**Aim of the exercise**
Can you give everything from the start of the data down to the line containing "value-cell: 2.4 xyxy=(377,165,400,182)", that line included, again with "horizon-cell" swapped for "row-label" and nothing else changed?

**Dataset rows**
--------

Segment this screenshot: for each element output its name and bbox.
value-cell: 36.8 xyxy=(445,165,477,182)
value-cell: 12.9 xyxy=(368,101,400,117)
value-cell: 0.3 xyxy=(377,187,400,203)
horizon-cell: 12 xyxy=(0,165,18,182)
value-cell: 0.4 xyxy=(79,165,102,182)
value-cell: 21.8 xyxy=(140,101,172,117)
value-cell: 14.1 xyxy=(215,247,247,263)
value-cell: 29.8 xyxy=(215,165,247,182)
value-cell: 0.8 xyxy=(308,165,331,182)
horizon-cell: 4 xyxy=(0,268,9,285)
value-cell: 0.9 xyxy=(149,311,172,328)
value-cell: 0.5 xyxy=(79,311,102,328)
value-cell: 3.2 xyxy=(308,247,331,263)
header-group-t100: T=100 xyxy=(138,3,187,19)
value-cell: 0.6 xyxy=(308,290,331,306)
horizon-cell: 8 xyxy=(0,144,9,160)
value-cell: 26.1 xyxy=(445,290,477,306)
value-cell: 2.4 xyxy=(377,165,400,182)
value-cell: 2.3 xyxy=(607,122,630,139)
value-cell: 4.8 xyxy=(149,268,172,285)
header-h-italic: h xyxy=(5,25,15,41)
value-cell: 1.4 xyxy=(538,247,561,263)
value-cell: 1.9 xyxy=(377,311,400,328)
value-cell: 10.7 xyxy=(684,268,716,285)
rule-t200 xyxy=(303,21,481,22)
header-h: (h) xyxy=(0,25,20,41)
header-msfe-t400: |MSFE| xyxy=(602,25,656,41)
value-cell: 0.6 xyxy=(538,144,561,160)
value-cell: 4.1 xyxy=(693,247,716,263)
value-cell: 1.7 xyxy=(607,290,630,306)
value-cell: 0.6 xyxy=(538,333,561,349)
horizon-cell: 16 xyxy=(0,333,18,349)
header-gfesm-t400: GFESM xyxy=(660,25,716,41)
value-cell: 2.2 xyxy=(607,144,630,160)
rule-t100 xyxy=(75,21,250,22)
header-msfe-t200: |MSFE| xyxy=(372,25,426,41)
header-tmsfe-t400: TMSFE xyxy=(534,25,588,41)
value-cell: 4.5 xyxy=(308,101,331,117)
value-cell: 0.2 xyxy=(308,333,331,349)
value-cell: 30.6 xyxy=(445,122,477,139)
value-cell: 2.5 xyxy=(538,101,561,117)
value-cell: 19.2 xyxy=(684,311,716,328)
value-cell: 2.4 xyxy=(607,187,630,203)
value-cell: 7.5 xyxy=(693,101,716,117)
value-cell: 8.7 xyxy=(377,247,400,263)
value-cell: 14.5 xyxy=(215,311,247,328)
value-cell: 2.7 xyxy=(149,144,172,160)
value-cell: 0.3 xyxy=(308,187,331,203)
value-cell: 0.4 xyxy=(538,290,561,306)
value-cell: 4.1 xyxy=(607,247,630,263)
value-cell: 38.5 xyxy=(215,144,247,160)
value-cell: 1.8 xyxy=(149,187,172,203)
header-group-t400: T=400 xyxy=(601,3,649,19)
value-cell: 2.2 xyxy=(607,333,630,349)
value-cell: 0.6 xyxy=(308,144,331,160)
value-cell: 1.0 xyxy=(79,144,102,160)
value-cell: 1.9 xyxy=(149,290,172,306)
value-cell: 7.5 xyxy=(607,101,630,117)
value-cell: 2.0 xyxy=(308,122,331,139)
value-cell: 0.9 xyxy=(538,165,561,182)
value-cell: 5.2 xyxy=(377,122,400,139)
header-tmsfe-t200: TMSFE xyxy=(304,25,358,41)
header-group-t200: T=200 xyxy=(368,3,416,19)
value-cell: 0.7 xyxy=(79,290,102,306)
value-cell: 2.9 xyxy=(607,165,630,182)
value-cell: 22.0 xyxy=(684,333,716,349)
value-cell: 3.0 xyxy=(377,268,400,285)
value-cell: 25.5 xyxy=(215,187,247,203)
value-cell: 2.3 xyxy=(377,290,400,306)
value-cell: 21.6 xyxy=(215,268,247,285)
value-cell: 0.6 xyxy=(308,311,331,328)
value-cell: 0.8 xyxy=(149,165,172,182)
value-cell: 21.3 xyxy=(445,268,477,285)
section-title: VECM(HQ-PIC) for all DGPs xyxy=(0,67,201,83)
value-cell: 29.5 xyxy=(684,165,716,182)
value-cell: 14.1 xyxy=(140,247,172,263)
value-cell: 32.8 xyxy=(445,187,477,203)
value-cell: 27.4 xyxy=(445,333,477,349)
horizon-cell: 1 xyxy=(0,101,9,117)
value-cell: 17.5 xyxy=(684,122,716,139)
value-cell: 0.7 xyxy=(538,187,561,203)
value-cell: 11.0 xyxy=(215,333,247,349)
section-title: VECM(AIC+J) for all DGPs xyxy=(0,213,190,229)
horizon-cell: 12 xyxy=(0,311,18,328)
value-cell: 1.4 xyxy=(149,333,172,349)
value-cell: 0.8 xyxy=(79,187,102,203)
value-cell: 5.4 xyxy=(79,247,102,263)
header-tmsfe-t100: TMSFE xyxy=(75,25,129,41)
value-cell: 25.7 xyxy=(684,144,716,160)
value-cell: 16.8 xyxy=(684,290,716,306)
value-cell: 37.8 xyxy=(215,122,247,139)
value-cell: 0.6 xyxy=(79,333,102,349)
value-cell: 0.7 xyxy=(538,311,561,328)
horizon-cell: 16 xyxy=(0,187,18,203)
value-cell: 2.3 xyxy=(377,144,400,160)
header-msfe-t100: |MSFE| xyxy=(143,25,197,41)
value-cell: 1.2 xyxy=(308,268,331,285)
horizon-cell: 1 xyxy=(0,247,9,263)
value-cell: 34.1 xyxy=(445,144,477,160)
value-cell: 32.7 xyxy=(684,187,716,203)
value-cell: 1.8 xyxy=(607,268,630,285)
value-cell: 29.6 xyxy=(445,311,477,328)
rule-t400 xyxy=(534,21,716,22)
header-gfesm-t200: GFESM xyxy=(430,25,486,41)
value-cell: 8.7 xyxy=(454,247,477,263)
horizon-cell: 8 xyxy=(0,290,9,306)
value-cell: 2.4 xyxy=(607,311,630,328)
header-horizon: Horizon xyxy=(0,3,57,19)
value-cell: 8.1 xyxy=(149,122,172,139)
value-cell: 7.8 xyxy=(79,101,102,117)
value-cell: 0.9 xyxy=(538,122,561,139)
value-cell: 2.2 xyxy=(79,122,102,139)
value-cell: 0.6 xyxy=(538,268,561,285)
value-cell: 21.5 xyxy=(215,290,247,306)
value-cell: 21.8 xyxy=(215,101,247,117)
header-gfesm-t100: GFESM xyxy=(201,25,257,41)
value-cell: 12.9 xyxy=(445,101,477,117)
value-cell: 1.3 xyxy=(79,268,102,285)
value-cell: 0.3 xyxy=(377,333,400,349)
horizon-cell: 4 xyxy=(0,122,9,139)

--------

**Exercise solution**
Segment this screenshot: for each element output its name and bbox.
value-cell: 36.8 xyxy=(445,165,477,182)
value-cell: 12.9 xyxy=(368,101,400,117)
value-cell: 0.3 xyxy=(377,187,400,203)
row-label: 12 xyxy=(0,165,18,182)
value-cell: 0.4 xyxy=(79,165,102,182)
value-cell: 21.8 xyxy=(140,101,172,117)
value-cell: 14.1 xyxy=(215,247,247,263)
value-cell: 29.8 xyxy=(215,165,247,182)
value-cell: 0.8 xyxy=(308,165,331,182)
row-label: 4 xyxy=(0,268,9,285)
value-cell: 0.9 xyxy=(149,311,172,328)
value-cell: 0.5 xyxy=(79,311,102,328)
value-cell: 3.2 xyxy=(308,247,331,263)
header-group-t100: T=100 xyxy=(138,3,187,19)
value-cell: 0.6 xyxy=(308,290,331,306)
row-label: 8 xyxy=(0,144,9,160)
value-cell: 26.1 xyxy=(445,290,477,306)
value-cell: 2.4 xyxy=(377,165,400,182)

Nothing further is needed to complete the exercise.